* _Given task A_
Give the text on Shepherd's handling of waitpid again in full, word for word.

Shepherd doesn't seem to correctly handle waitpid itself

  • Done
  • quality assurance status badge
Details
3 participants
  • Josselin Poiret
  • Ludovic Courtès
  • Maxim Cournoyer
Owner
unassigned
Submitted by
Maxim Cournoyer
Severity
normal
M
M
Maxim Cournoyer wrote on 19 Sep 2022 06:29
(name . bug-guix)(address . bug-guix@gnu.org)
874jx4q953.fsf@gmail.com
Hi,

I've tried to determine why a workaround in the jami-service-type is
required in the 'stop' slot to avoid failures in 'herd restart jami',
and haven't quite found the culprit, but it appears to me that:

1. waipid is only called in one place in Shepherd, which is in the
handle-SIGCHLD procedure in (shepherd service), which does not
specifically wait for an exact PID but rather does:

(waitpid* WAIT_ANY WNOHANG), which is waitpid with some special handling
in the case a system-error exception is thrown with an ECHILD or EINTR
error number.

* _Given task B_
In the records, transcribe the lines starting with the line containing "schedule-committee-line: 審査会委員: [100, 602, 168, 618]" and going on through the line containing "requirements-heading: ② 応募作品の規格: [391, 237, 559, 264]", exactly as they stand.

* _Records to process_

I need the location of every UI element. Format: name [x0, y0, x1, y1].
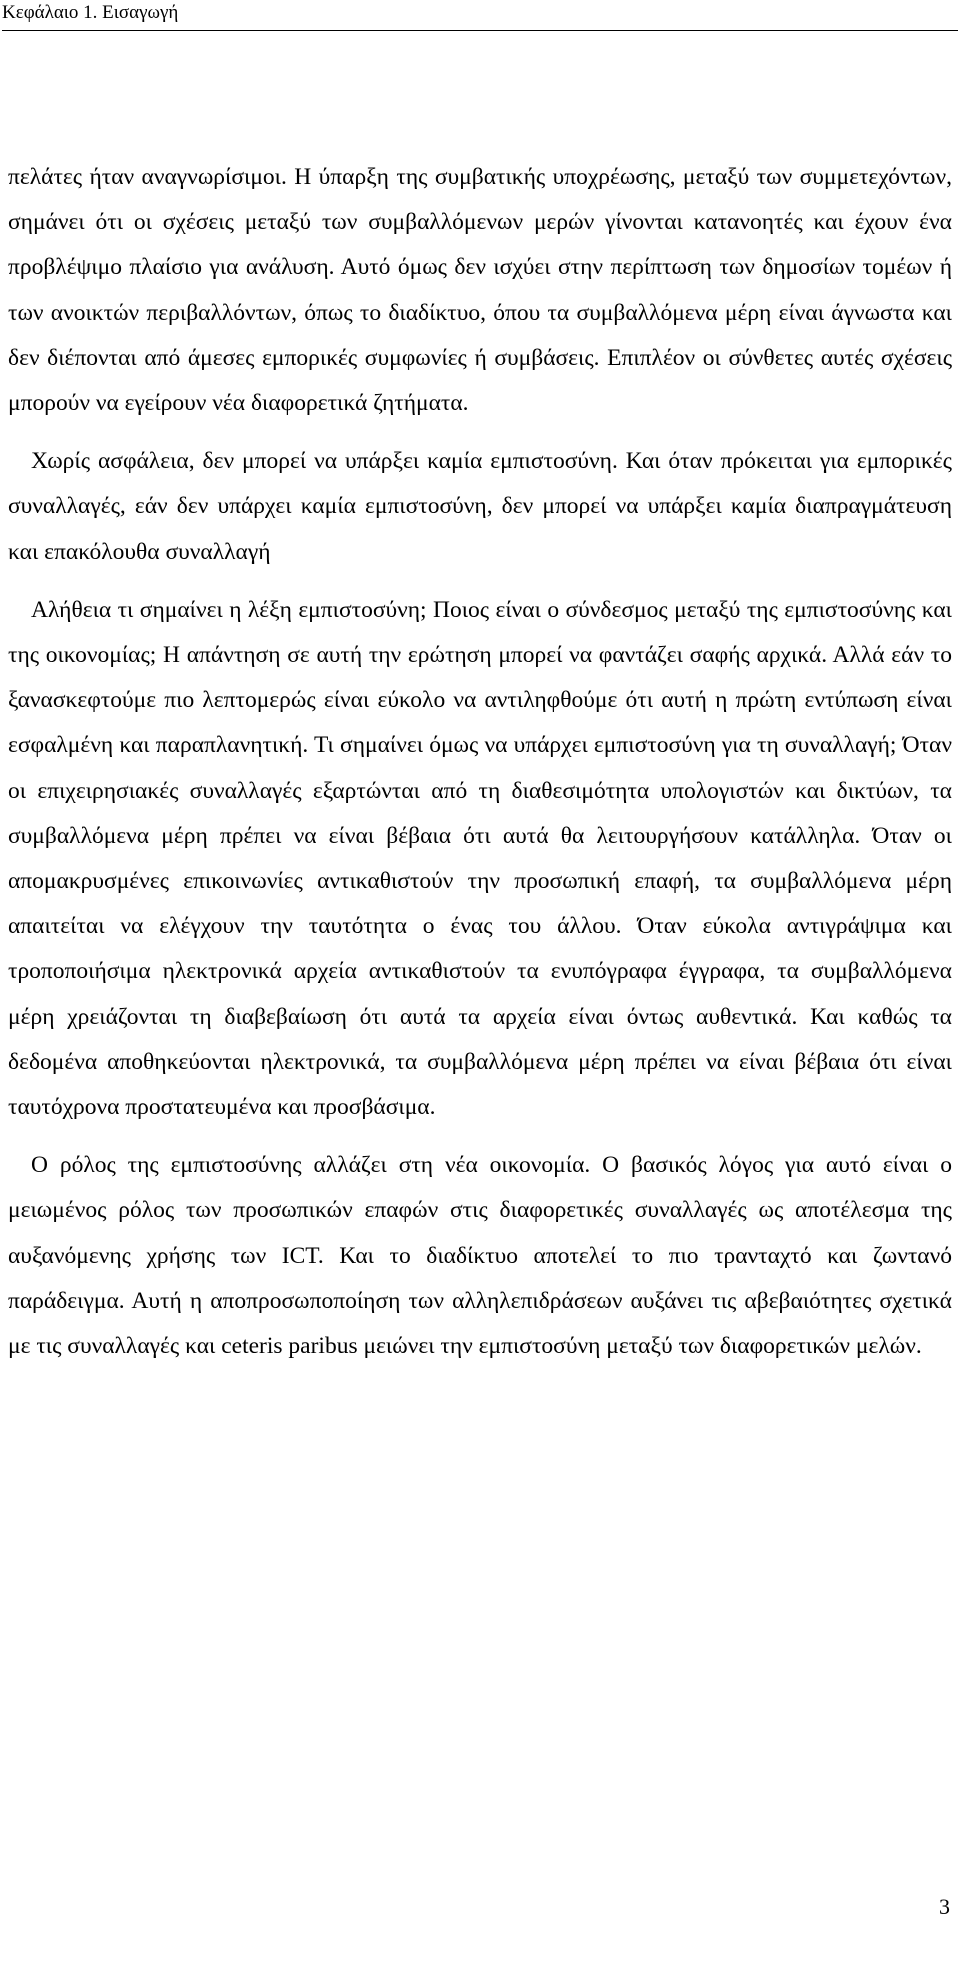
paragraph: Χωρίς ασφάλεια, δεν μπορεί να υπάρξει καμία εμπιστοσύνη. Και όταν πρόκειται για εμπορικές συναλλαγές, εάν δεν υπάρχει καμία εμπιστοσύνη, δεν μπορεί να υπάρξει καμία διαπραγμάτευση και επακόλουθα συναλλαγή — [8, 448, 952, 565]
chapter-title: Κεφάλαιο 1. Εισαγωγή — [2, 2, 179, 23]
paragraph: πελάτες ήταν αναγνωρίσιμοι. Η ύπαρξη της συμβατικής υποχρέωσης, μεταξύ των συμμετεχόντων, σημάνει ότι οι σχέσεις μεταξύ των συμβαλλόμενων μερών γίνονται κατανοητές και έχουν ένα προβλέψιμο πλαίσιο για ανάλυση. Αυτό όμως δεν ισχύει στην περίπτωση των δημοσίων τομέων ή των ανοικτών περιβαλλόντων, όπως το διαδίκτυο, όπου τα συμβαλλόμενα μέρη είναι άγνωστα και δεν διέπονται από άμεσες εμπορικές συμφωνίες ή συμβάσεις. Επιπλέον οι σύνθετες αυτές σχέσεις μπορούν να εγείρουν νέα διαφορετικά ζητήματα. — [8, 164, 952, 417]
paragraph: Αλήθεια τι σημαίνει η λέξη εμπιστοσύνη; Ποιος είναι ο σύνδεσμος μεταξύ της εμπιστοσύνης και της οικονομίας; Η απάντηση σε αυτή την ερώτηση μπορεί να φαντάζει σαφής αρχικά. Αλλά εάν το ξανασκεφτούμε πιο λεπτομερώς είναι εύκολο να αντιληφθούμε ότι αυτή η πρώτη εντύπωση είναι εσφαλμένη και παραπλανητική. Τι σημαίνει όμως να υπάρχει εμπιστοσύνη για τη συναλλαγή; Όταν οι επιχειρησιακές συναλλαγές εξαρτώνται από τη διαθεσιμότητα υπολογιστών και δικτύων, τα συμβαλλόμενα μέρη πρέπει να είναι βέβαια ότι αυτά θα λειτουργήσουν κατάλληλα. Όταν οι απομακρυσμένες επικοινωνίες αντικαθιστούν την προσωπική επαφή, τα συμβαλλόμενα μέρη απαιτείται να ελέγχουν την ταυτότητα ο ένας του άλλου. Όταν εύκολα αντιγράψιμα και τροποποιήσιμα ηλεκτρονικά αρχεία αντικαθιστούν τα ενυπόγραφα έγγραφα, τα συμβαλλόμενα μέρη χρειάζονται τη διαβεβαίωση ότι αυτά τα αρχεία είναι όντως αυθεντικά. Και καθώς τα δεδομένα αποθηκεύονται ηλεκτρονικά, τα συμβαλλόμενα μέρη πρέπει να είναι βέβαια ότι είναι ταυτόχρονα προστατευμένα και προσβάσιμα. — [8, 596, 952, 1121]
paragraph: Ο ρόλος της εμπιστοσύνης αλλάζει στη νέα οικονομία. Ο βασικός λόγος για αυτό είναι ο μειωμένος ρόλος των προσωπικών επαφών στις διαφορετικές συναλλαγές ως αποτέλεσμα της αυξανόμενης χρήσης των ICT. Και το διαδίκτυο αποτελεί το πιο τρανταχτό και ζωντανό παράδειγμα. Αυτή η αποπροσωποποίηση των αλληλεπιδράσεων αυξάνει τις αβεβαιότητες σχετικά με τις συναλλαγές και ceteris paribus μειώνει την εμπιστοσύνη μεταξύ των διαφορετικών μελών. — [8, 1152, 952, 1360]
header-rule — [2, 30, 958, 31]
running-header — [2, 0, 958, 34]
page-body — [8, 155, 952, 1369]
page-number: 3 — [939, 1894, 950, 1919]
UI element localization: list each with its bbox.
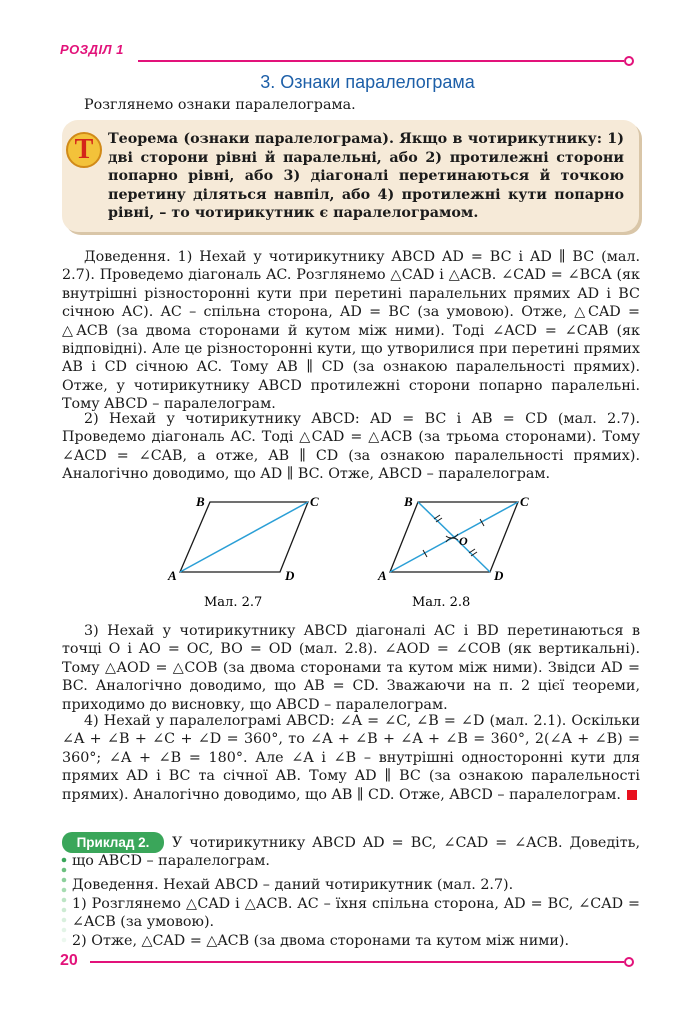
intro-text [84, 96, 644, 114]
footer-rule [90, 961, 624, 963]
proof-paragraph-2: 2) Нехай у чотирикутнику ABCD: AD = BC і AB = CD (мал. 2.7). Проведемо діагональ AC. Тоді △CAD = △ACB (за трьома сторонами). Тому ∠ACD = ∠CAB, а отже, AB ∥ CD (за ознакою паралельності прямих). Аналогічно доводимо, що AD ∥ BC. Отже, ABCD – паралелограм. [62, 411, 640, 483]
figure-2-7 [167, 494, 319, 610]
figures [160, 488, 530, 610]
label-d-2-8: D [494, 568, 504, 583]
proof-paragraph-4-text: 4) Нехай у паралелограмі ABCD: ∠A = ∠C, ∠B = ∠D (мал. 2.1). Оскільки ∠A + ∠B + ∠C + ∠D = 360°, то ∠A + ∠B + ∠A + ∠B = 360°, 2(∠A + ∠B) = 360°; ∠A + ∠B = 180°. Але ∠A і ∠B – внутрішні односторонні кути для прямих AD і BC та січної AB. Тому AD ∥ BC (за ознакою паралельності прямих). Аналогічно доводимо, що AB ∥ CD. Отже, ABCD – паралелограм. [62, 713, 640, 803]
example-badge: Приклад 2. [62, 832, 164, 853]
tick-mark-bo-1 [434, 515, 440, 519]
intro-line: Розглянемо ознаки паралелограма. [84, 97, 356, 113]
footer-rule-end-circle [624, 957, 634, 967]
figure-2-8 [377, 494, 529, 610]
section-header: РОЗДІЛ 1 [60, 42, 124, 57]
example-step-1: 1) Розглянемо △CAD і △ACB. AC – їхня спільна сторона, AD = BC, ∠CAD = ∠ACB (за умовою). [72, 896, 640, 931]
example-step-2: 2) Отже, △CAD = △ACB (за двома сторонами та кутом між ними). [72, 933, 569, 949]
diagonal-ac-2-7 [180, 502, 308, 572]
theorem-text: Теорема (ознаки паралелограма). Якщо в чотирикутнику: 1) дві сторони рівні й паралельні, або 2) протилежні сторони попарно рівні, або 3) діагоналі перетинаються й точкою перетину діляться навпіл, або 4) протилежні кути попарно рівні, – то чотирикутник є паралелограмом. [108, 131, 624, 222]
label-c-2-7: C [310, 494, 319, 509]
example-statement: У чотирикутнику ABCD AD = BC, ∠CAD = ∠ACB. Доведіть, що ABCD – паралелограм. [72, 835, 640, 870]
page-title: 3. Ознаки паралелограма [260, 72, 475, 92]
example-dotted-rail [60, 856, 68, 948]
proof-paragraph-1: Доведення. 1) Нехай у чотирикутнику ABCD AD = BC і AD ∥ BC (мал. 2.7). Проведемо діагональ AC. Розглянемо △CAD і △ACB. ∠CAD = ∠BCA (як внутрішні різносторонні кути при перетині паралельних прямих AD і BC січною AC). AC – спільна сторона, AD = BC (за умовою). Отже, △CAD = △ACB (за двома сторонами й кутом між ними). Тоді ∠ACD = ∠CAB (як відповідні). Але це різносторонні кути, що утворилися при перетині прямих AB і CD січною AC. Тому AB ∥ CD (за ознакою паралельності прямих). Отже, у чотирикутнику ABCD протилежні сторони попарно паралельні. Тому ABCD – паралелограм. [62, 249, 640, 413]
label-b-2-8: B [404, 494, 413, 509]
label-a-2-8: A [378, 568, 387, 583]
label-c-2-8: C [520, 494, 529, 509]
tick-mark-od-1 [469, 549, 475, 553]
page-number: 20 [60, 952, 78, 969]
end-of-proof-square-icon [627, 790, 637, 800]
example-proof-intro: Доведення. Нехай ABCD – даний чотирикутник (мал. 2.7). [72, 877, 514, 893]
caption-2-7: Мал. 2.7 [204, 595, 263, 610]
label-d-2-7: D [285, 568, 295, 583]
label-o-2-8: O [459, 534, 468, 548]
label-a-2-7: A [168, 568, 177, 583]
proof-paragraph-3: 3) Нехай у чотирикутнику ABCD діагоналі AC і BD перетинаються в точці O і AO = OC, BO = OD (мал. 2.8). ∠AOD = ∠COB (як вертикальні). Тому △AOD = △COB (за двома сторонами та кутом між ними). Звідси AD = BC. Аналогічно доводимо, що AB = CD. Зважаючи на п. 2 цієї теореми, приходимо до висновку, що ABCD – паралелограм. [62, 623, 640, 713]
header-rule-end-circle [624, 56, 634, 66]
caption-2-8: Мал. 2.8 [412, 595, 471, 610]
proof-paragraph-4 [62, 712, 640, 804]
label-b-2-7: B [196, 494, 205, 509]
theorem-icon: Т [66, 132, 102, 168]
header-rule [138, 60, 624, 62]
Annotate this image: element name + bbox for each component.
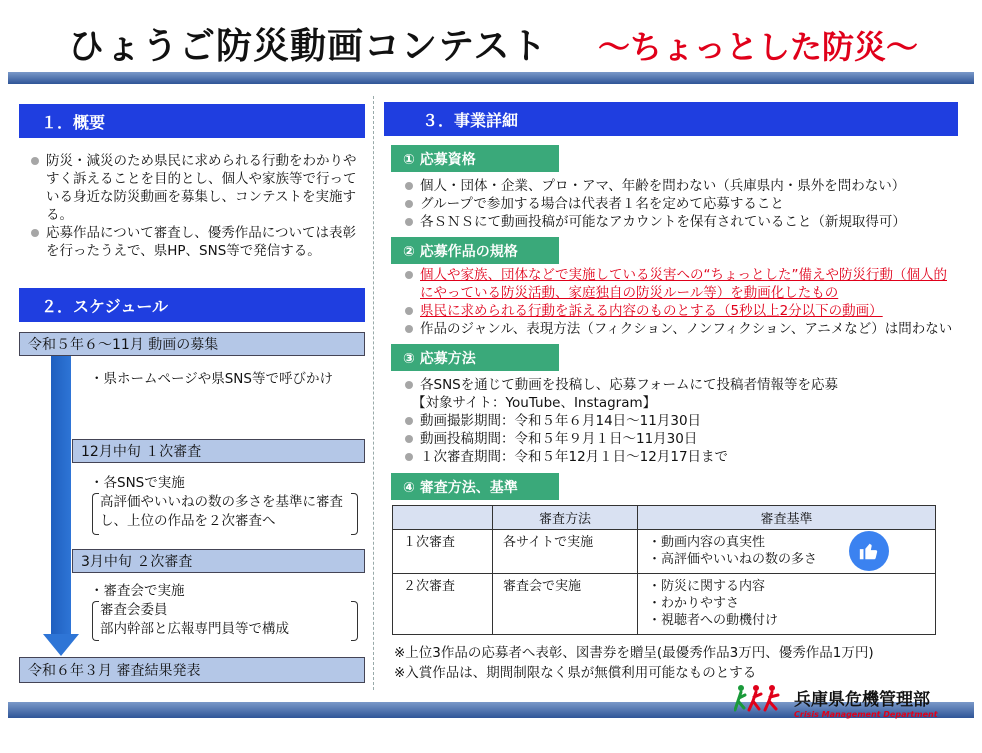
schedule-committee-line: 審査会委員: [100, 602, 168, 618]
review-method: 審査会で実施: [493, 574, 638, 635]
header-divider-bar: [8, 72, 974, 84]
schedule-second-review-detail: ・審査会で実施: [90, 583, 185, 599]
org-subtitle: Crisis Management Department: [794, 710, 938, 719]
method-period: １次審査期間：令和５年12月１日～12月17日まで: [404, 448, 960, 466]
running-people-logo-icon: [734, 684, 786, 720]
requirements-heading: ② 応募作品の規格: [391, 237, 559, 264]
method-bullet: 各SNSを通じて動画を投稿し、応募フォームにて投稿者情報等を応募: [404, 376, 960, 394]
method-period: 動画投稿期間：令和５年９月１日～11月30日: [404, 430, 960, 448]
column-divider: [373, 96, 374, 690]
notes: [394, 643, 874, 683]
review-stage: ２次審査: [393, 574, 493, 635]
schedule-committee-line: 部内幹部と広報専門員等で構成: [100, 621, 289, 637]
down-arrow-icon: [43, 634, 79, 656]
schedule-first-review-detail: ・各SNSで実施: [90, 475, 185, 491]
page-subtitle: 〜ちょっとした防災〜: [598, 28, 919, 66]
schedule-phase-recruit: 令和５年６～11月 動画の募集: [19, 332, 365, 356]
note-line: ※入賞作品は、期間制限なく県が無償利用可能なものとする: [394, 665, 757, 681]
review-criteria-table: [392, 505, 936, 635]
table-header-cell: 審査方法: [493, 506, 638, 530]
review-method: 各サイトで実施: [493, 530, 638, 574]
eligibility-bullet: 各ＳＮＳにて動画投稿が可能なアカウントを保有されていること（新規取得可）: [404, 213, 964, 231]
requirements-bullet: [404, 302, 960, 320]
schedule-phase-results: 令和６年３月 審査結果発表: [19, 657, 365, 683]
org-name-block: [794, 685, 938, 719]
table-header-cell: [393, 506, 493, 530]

* _Correct output A_
Shepherd doesn't seem to correctly handle waitpid itself

  • Done
  • quality assurance status badge
Details
3 participants
  • Josselin Poiret
  • Ludovic Courtès
  • Maxim Cournoyer
Owner
unassigned
Submitted by
Maxim Cournoyer
Severity
normal
M
M
Maxim Cournoyer wrote on 19 Sep 2022 06:29
(name . bug-guix)(address . bug-guix@gnu.org)
874jx4q953.fsf@gmail.com
Hi,

I've tried to determine why a workaround in the jami-service-type is
required in the 'stop' slot to avoid failures in 'herd restart jami',
and haven't quite found the culprit, but it appears to me that:

1. waipid is only called in one place in Shepherd, which is in the
handle-SIGCHLD procedure in (shepherd service), which does not
specifically wait for an exact PID but rather does:

(waitpid* WAIT_ANY WNOHANG), which is waitpid with some special handling
in the case a system-error exception is thrown with an ECHILD or EINTR
error number.

* _Correct output B_
schedule-committee-line: 審査会委員: [100, 602, 168, 618]
review-method: 審査会で実施: [493, 574, 638, 635]
header-divider-bar: [8, 72, 974, 84]
schedule-second-review-detail: ・審査会で実施: [90, 583, 185, 599]
org-subtitle: Crisis Management Department: [794, 710, 938, 719]
method-period: １次審査期間：令和５年12月１日～12月17日まで: [404, 448, 960, 466]
running-people-logo-icon: [734, 684, 786, 720]
requirements-heading: ② 応募作品の規格: [391, 237, 559, 264]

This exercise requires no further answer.